■ ESERCIZIO PROPOSTO 1:
Secondo il brano citato, per almeno quante generazioni la riforma tributaria dovrebbe stabilizzare il Paese?

■ BRANO CITATO:

◆ ◆ ◆

Questa gente dove va a finire? Nel calderone del reddito di cittadinanza? E c’è un’altra questione non certamente esaustiva, ma conclusiva di quest’analisi. Meno negozi ed attività di prossimità equivale a dire che ci sarà aumento dei prezzi al consumo ed una minore capacità di raggiungimento dei beni in chiave di decentramento dei consumi. Chi ha un salario o reddito fisso e ciclico subirà un rilevante shock di potere d’acquisto. Allora, invece di essere bigotti, puntiamo a recuperare le persone alla capacità contributiva perché più contribuenti, fanno pagare meno tutti se la spesa pubblica complessiva da ripagare è, grossomodo, stabile.

Rottamazione, saldo e stralcio, condono, pace fiscale, flat tax, chiamiamola come vogliamo ma per fare la rivoluzione fiscale occorre chiarire che, prima di dare addosso alle partite iva, dobbiamo facciamo un esame di coscienza. I soldi dei morosi sono rimasti tutti nell’economia reale. Anche per garantire i consumi dei garantiti stessi a cui va altrettanto garantito il potere d’acquisto (questa volta la terminologia è volutamente ripetuta). Se no il Paese crolla. Del tutto. Dalla prossima legislatura occorre permanentemente pensare e lavorare ad una riforma tributaria complessiva, organica e non pletorica, che punti a stabilizzare il Paese per almeno 5 generazioni. Salvo che si abbia il coraggio politico di dire la verità agli italiani.

◆ ◆ ◆

■ DATI MOSTRATI:
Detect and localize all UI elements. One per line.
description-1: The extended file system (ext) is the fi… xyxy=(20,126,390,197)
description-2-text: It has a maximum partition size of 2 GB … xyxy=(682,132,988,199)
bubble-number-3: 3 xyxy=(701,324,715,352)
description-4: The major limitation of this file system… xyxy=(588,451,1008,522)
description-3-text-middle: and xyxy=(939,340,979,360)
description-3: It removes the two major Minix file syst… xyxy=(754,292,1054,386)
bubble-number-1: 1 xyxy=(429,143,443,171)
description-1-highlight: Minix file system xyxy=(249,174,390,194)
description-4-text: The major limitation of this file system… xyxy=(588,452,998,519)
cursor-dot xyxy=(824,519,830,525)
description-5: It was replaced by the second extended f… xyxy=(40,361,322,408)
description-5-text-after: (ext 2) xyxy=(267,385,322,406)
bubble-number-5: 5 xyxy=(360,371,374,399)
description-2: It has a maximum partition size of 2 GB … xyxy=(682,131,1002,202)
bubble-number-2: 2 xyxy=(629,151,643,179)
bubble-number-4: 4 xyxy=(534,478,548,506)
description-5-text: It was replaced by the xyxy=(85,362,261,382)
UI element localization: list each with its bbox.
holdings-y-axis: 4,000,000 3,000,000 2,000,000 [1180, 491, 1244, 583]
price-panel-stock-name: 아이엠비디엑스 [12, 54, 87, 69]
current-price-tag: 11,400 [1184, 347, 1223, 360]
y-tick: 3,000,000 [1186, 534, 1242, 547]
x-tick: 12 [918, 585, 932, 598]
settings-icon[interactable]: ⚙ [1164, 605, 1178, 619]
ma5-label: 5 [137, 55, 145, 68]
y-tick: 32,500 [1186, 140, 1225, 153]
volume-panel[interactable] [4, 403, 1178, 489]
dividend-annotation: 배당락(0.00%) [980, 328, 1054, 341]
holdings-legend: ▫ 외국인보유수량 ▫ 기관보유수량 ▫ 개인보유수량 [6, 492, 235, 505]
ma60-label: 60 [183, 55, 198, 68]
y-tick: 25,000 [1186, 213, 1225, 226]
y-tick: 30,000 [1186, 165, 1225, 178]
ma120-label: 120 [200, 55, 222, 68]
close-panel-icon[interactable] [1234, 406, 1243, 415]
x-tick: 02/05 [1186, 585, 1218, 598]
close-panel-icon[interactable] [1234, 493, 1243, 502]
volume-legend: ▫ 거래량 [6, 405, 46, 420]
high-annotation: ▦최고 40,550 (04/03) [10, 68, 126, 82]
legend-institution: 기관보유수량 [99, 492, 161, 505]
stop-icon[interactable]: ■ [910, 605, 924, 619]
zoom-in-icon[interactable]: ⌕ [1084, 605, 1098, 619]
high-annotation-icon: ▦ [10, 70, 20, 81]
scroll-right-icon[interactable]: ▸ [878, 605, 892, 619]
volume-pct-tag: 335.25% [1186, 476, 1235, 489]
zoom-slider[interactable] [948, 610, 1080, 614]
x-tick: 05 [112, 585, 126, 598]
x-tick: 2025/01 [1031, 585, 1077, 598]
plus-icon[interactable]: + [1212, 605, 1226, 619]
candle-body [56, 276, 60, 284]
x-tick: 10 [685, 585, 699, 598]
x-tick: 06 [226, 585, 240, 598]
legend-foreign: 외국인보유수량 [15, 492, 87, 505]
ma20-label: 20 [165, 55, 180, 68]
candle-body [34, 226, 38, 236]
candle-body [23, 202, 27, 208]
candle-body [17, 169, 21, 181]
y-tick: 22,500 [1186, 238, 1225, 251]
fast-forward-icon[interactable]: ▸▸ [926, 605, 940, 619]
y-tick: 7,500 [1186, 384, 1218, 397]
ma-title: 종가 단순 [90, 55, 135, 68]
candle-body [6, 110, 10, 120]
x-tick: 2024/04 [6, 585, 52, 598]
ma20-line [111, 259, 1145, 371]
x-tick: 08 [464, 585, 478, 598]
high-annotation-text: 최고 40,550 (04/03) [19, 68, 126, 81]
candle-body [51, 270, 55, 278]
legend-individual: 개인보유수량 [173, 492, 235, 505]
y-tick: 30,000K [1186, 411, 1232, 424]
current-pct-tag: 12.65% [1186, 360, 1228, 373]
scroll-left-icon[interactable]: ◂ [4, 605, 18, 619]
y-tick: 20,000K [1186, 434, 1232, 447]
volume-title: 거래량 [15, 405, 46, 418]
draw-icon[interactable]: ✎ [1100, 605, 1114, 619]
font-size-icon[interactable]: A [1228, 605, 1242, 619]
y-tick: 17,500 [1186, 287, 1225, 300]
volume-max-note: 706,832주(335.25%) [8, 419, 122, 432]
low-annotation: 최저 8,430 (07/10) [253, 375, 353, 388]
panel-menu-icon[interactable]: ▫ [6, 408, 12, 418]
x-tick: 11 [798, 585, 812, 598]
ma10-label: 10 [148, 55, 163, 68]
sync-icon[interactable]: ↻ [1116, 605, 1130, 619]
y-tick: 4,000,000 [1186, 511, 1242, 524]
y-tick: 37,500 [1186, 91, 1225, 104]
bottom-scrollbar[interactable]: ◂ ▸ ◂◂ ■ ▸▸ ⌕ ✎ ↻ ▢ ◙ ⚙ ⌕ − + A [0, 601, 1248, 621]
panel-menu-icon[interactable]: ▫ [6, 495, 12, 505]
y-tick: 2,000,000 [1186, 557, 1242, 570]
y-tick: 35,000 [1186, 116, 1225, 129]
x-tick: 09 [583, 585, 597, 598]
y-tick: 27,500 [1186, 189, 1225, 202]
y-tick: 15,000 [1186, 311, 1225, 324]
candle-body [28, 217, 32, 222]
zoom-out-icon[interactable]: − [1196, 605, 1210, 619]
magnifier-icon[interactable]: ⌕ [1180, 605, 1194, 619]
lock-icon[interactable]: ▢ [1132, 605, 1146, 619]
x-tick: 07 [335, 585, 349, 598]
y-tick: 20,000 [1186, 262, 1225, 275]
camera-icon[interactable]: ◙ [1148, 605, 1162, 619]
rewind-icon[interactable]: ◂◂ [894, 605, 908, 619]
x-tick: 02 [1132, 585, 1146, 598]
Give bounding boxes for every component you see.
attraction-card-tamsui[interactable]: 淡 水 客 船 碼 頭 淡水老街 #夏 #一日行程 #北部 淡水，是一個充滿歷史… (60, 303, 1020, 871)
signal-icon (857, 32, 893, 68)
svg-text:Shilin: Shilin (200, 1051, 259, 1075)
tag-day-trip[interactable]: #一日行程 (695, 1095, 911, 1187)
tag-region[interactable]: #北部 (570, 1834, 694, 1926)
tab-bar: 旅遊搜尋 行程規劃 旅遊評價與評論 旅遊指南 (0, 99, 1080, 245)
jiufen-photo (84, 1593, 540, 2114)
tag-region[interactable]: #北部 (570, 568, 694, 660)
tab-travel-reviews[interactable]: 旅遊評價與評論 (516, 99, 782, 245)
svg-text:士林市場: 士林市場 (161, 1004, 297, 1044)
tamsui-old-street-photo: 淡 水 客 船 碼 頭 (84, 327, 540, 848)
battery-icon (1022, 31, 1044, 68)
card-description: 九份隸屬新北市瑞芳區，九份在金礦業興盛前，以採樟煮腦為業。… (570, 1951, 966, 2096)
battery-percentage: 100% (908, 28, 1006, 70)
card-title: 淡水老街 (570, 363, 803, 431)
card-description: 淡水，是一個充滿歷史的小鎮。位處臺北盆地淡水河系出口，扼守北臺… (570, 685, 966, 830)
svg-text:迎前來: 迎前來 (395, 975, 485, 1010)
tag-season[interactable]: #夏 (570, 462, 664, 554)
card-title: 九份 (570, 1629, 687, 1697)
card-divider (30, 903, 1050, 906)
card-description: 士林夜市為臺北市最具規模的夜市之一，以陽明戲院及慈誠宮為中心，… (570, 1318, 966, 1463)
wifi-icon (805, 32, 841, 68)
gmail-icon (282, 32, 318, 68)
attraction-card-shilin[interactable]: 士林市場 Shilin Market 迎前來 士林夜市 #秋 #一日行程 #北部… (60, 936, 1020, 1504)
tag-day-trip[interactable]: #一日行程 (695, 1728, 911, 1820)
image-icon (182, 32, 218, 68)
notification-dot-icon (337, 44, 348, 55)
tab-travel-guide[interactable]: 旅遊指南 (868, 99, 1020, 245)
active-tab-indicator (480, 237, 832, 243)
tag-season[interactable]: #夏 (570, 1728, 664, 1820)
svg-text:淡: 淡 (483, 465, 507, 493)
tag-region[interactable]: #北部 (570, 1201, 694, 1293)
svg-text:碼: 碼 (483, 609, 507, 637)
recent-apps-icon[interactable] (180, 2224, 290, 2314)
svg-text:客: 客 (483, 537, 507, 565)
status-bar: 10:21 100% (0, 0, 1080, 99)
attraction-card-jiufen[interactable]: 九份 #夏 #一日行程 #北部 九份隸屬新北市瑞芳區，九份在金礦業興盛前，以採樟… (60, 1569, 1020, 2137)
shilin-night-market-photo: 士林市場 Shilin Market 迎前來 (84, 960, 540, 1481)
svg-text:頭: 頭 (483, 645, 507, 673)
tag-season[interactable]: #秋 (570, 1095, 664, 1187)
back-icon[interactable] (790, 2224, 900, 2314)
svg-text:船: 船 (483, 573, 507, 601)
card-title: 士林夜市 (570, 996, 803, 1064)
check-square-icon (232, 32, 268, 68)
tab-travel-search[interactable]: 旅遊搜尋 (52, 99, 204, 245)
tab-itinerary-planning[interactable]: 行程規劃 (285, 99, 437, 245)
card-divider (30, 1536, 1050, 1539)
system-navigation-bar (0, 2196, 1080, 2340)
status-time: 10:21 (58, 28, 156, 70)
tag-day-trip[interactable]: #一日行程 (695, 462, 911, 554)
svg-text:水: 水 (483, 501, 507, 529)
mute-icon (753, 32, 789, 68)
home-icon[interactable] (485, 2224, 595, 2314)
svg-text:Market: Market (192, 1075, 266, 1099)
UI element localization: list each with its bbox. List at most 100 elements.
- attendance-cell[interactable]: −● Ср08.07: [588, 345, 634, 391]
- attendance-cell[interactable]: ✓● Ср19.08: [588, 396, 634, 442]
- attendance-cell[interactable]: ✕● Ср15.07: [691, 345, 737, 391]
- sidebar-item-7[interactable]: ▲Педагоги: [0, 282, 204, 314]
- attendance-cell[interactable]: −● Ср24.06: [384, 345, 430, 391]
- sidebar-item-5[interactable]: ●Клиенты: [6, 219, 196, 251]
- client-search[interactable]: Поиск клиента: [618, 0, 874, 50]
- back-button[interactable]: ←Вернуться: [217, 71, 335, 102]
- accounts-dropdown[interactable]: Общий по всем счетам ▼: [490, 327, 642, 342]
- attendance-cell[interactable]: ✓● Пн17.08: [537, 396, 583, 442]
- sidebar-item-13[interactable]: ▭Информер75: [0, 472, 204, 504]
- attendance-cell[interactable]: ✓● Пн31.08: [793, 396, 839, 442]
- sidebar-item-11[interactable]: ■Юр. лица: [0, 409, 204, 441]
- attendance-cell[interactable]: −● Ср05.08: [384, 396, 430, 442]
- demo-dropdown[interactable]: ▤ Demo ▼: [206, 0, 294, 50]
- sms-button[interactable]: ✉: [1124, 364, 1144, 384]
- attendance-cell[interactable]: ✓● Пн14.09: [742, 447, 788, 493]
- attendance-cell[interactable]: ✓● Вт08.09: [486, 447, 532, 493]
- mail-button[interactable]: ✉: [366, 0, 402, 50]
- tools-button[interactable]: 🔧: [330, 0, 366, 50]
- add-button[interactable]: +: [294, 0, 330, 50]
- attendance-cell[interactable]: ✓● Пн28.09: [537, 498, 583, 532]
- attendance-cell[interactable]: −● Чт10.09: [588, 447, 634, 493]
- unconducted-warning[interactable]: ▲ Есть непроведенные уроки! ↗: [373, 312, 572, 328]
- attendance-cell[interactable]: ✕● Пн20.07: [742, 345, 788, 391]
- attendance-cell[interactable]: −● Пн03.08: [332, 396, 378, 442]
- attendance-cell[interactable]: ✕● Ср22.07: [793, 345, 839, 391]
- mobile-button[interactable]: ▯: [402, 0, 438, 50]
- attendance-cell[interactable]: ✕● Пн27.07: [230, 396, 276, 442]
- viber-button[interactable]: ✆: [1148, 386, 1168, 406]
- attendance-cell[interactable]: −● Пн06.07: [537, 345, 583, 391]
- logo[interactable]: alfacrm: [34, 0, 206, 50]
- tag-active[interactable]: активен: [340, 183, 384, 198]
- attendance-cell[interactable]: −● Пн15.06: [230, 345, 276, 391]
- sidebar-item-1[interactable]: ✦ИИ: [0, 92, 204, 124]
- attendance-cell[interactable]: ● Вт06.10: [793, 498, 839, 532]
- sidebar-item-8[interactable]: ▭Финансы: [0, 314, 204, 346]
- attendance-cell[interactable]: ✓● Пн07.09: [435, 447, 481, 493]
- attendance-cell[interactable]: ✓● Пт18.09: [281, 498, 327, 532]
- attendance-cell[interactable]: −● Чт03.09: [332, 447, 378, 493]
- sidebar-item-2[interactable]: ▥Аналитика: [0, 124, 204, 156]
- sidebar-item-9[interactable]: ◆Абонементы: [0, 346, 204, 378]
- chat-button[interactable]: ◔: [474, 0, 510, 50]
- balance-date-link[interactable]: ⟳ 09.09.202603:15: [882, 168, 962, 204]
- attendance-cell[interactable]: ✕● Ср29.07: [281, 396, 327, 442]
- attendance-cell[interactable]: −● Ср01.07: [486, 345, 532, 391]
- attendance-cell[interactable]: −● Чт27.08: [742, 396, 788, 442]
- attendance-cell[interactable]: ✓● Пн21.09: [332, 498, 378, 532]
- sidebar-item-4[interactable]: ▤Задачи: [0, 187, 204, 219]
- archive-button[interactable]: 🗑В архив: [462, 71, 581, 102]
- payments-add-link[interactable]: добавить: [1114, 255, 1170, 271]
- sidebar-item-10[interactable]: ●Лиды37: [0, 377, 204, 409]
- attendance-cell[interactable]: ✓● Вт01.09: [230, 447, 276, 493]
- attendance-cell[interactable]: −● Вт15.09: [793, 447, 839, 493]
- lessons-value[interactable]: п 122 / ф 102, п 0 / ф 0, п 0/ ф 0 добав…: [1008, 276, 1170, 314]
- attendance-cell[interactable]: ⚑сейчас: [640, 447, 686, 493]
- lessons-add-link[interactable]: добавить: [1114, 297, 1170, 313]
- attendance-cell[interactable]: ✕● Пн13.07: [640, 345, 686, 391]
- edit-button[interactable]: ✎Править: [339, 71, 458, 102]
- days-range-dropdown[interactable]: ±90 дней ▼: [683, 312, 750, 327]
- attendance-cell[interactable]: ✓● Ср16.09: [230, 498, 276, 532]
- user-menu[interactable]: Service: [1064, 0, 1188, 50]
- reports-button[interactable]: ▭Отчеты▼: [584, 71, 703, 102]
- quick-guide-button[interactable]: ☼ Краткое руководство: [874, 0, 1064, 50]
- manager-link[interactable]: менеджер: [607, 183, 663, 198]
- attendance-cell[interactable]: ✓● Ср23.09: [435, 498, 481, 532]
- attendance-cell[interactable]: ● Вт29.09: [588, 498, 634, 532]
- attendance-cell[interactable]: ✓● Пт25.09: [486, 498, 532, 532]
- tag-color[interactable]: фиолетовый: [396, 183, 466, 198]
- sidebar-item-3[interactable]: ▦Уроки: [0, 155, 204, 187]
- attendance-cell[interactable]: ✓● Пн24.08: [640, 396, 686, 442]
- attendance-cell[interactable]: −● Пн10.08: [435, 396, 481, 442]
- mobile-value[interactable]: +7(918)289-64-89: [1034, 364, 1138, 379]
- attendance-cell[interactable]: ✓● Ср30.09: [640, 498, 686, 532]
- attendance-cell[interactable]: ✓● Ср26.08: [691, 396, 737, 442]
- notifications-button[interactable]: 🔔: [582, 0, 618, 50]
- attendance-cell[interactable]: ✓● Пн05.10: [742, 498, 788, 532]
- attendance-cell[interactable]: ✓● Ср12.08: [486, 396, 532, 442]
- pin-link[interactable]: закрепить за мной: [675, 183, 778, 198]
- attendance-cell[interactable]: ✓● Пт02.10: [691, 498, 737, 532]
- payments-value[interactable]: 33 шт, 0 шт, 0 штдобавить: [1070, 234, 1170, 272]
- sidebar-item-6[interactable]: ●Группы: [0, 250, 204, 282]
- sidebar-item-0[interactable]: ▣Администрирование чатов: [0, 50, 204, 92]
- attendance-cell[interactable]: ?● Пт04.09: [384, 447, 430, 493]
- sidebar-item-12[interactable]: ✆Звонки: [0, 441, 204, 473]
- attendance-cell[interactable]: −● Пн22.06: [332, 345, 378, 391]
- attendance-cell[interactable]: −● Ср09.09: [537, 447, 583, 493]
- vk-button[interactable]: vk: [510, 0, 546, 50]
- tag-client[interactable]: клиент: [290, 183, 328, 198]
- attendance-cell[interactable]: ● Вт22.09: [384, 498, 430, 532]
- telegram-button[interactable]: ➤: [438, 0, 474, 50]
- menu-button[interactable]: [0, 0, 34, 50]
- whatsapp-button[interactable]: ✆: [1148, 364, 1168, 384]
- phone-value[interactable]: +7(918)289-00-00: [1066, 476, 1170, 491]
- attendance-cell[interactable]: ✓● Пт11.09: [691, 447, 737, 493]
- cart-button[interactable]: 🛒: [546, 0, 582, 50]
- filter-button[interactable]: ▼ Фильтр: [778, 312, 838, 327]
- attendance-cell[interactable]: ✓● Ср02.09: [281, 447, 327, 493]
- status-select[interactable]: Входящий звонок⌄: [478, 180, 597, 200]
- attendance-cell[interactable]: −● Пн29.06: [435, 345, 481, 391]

◆ ◆ ◆

■ ESERCIZIO PROPOSTO 2:
Modifica i record dall'inizio fino alla riga che contiene "description-5-text: It was", inclusa, sostituendo "bubble-number" con "circle-number" e lasciando invariato tutto il resto. Riporta soltanto queste righe.

■ SOLUZIONE 1:
Per almeno 5 generazioni.

■ SOLUZIONE 2:
Detect and localize all UI elements. One per line.
description-1: The extended file system (ext) is the fi… xyxy=(20,126,390,197)
description-2-text: It has a maximum partition size of 2 GB … xyxy=(682,132,988,199)
circle-number-3: 3 xyxy=(701,324,715,352)
description-4: The major limitation of this file system… xyxy=(588,451,1008,522)
description-3-text-middle: and xyxy=(939,340,979,360)
description-3: It removes the two major Minix file syst… xyxy=(754,292,1054,386)
circle-number-1: 1 xyxy=(429,143,443,171)
description-1-highlight: Minix file system xyxy=(249,174,390,194)
description-4-text: The major limitation of this file system… xyxy=(588,452,998,519)
cursor-dot xyxy=(824,519,830,525)
description-5: It was replaced by the second extended f… xyxy=(40,361,322,408)
description-5-text-after: (ext 2) xyxy=(267,385,322,406)
circle-number-5: 5 xyxy=(360,371,374,399)
description-2: It has a maximum partition size of 2 GB … xyxy=(682,131,1002,202)
circle-number-2: 2 xyxy=(629,151,643,179)
circle-number-4: 4 xyxy=(534,478,548,506)
description-5-text: It was replaced by the xyxy=(85,362,261,382)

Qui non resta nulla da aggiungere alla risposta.